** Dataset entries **

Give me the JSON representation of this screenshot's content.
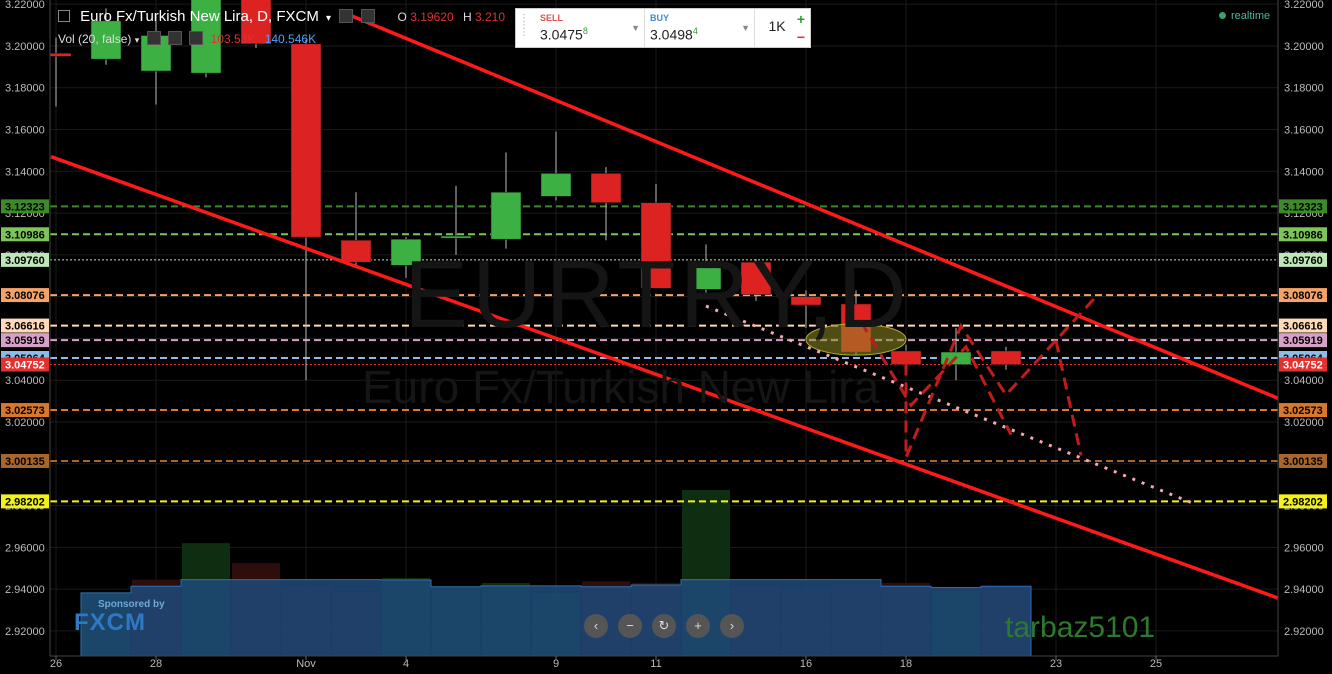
{
  "header": {
    "symbol_title": "Euro Fx/Turkish New Lira, D, FXCM",
    "o_label": "O",
    "o_value": "3.19620",
    "h_label": "H",
    "h_value": "3.210"
  },
  "volume_indicator": {
    "label": "Vol (20, false)",
    "value1": "103.53K",
    "value2": "140.546K"
  },
  "trade_panel": {
    "sell_label": "SELL",
    "sell_price_main": "3.0475",
    "sell_price_pip": "8",
    "buy_label": "BUY",
    "buy_price_main": "3.0498",
    "buy_price_pip": "4",
    "quantity": "1K",
    "plus": "+",
    "minus": "−"
  },
  "realtime_label": "realtime",
  "watermark": {
    "big": "EURTRY,D",
    "small": "Euro Fx/Turkish New Lira"
  },
  "sponsor": {
    "text": "Sponsored by",
    "brand": "FXCM"
  },
  "nav_buttons": [
    "‹",
    "−",
    "↻",
    "+",
    "›"
  ],
  "username": "tarbaz5101",
  "colors": {
    "background": "#000000",
    "bull": "#3cb043",
    "bear": "#dd2222",
    "channel": "#ff1a1a",
    "volume_fill": "#1e4a7a"
  },
  "chart_data": {
    "type": "candlestick",
    "ylim": [
      2.908,
      3.222
    ],
    "y_ticks": [
      "3.22000",
      "3.20000",
      "3.18000",
      "3.16000",
      "3.14000",
      "3.12000",
      "3.10000",
      "3.08000",
      "3.06000",
      "3.04000",
      "3.02000",
      "3.00000",
      "2.98000",
      "2.96000",
      "2.94000",
      "2.92000"
    ],
    "x_ticks": [
      {
        "label": "26",
        "i": -1
      },
      {
        "label": "28",
        "i": 1
      },
      {
        "label": "Nov",
        "i": 4
      },
      {
        "label": "4",
        "i": 6
      },
      {
        "label": "9",
        "i": 9
      },
      {
        "label": "11",
        "i": 11
      },
      {
        "label": "16",
        "i": 14
      },
      {
        "label": "18",
        "i": 16
      },
      {
        "label": "23",
        "i": 19
      },
      {
        "label": "25",
        "i": 21
      }
    ],
    "candles": [
      {
        "i": -1,
        "o": 3.1965,
        "h": 3.204,
        "l": 3.171,
        "c": 3.195
      },
      {
        "i": 0,
        "o": 3.1937,
        "h": 3.218,
        "l": 3.191,
        "c": 3.212
      },
      {
        "i": 1,
        "o": 3.188,
        "h": 3.215,
        "l": 3.172,
        "c": 3.205
      },
      {
        "i": 2,
        "o": 3.187,
        "h": 3.23,
        "l": 3.185,
        "c": 3.225
      },
      {
        "i": 3,
        "o": 3.225,
        "h": 3.23,
        "l": 3.199,
        "c": 3.201
      },
      {
        "i": 4,
        "o": 3.201,
        "h": 3.203,
        "l": 3.04,
        "c": 3.1085
      },
      {
        "i": 5,
        "o": 3.107,
        "h": 3.13,
        "l": 3.094,
        "c": 3.0965
      },
      {
        "i": 6,
        "o": 3.095,
        "h": 3.1085,
        "l": 3.089,
        "c": 3.1075
      },
      {
        "i": 7,
        "o": 3.108,
        "h": 3.133,
        "l": 3.1,
        "c": 3.109
      },
      {
        "i": 8,
        "o": 3.1075,
        "h": 3.149,
        "l": 3.103,
        "c": 3.13
      },
      {
        "i": 9,
        "o": 3.128,
        "h": 3.159,
        "l": 3.126,
        "c": 3.139
      },
      {
        "i": 10,
        "o": 3.139,
        "h": 3.142,
        "l": 3.107,
        "c": 3.125
      },
      {
        "i": 11,
        "o": 3.125,
        "h": 3.134,
        "l": 3.084,
        "c": 3.084
      },
      {
        "i": 12,
        "o": 3.0835,
        "h": 3.105,
        "l": 3.079,
        "c": 3.096
      },
      {
        "i": 13,
        "o": 3.0965,
        "h": 3.098,
        "l": 3.078,
        "c": 3.081
      },
      {
        "i": 14,
        "o": 3.08,
        "h": 3.083,
        "l": 3.065,
        "c": 3.076
      },
      {
        "i": 15,
        "o": 3.0765,
        "h": 3.083,
        "l": 3.052,
        "c": 3.0535
      },
      {
        "i": 16,
        "o": 3.054,
        "h": 3.057,
        "l": 3.046,
        "c": 3.0475
      },
      {
        "i": 17,
        "o": 3.0475,
        "h": 3.065,
        "l": 3.04,
        "c": 3.0535
      },
      {
        "i": 18,
        "o": 3.054,
        "h": 3.056,
        "l": 3.045,
        "c": 3.0475
      }
    ],
    "volumes": [
      {
        "i": 0,
        "v": 38,
        "bull": true
      },
      {
        "i": 1,
        "v": 46,
        "bull": false
      },
      {
        "i": 2,
        "v": 68,
        "bull": true
      },
      {
        "i": 3,
        "v": 56,
        "bull": false
      },
      {
        "i": 4,
        "v": 42,
        "bull": false
      },
      {
        "i": 5,
        "v": 38,
        "bull": false
      },
      {
        "i": 6,
        "v": 47,
        "bull": true
      },
      {
        "i": 7,
        "v": 40,
        "bull": true
      },
      {
        "i": 8,
        "v": 44,
        "bull": true
      },
      {
        "i": 9,
        "v": 38,
        "bull": true
      },
      {
        "i": 10,
        "v": 45,
        "bull": false
      },
      {
        "i": 11,
        "v": 44,
        "bull": false
      },
      {
        "i": 12,
        "v": 100,
        "bull": true
      },
      {
        "i": 13,
        "v": 42,
        "bull": false
      },
      {
        "i": 14,
        "v": 39,
        "bull": false
      },
      {
        "i": 15,
        "v": 43,
        "bull": false
      },
      {
        "i": 16,
        "v": 44,
        "bull": false
      },
      {
        "i": 17,
        "v": 39,
        "bull": true
      },
      {
        "i": 18,
        "v": 42,
        "bull": false
      }
    ],
    "horizontal_levels": [
      {
        "label": "3.12323",
        "value": 3.12323,
        "color": "#3c8a2a",
        "tag_text": "#000",
        "style": "dash"
      },
      {
        "label": "3.10986",
        "value": 3.10986,
        "color": "#7dc45a",
        "tag_text": "#000",
        "style": "dash"
      },
      {
        "label": "3.09760",
        "value": 3.0976,
        "color": "#bfe6b8",
        "tag_text": "#000",
        "style": "dot"
      },
      {
        "label": "3.08076",
        "value": 3.08076,
        "color": "#f4a266",
        "tag_text": "#000",
        "style": "dash"
      },
      {
        "label": "3.06616",
        "value": 3.06616,
        "color": "#ffd9b8",
        "tag_text": "#000",
        "style": "dash"
      },
      {
        "label": "3.05919",
        "value": 3.05919,
        "color": "#d7a0c8",
        "tag_text": "#000",
        "style": "dash"
      },
      {
        "label": "3.05064",
        "value": 3.05064,
        "color": "#8fbce6",
        "tag_text": "#000",
        "style": "dash"
      },
      {
        "label": "3.04752",
        "value": 3.04752,
        "color": "#e53030",
        "tag_text": "#fff",
        "style": "dot"
      },
      {
        "label": "3.02573",
        "value": 3.02573,
        "color": "#d9772b",
        "tag_text": "#000",
        "style": "dash"
      },
      {
        "label": "3.00135",
        "value": 3.00135,
        "color": "#a8662a",
        "tag_text": "#000",
        "style": "dash"
      },
      {
        "label": "2.98202",
        "value": 2.98202,
        "color": "#f2f21a",
        "tag_text": "#000",
        "style": "dash"
      }
    ],
    "trend_lines": [
      {
        "i1": 4.9,
        "y1": 3.2145,
        "i2": 25.5,
        "y2": 3.011
      },
      {
        "i1": -1.1,
        "y1": 3.147,
        "i2": 25.5,
        "y2": 2.918
      },
      {
        "i1": 12.0,
        "y1": 3.0755,
        "i2": 21.8,
        "y2": 2.9805,
        "style": "pink-dot"
      }
    ],
    "projection_path": [
      {
        "i": 16.0,
        "y": 3.048
      },
      {
        "i": 16.0,
        "y": 3.003
      },
      {
        "i": 17.1,
        "y": 3.066
      },
      {
        "i": 18.0,
        "y": 3.033
      },
      {
        "i": 19.8,
        "y": 3.08
      }
    ],
    "projection_path_2": [
      {
        "i": 15.1,
        "y": 3.068
      },
      {
        "i": 16.1,
        "y": 3.028
      },
      {
        "i": 17.2,
        "y": 3.056
      },
      {
        "i": 18.1,
        "y": 3.014
      }
    ],
    "projection_path_3": [
      {
        "i": 19.0,
        "y": 3.059
      },
      {
        "i": 19.5,
        "y": 3.004
      }
    ],
    "ellipse": {
      "i": 15.0,
      "y": 3.0595,
      "rx_bars": 1.0,
      "ry_price": 0.0075
    }
  }
}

** Objective **
Find how many lines of the entries contain "Lira". Respond with the number only.

** Exercise result **
2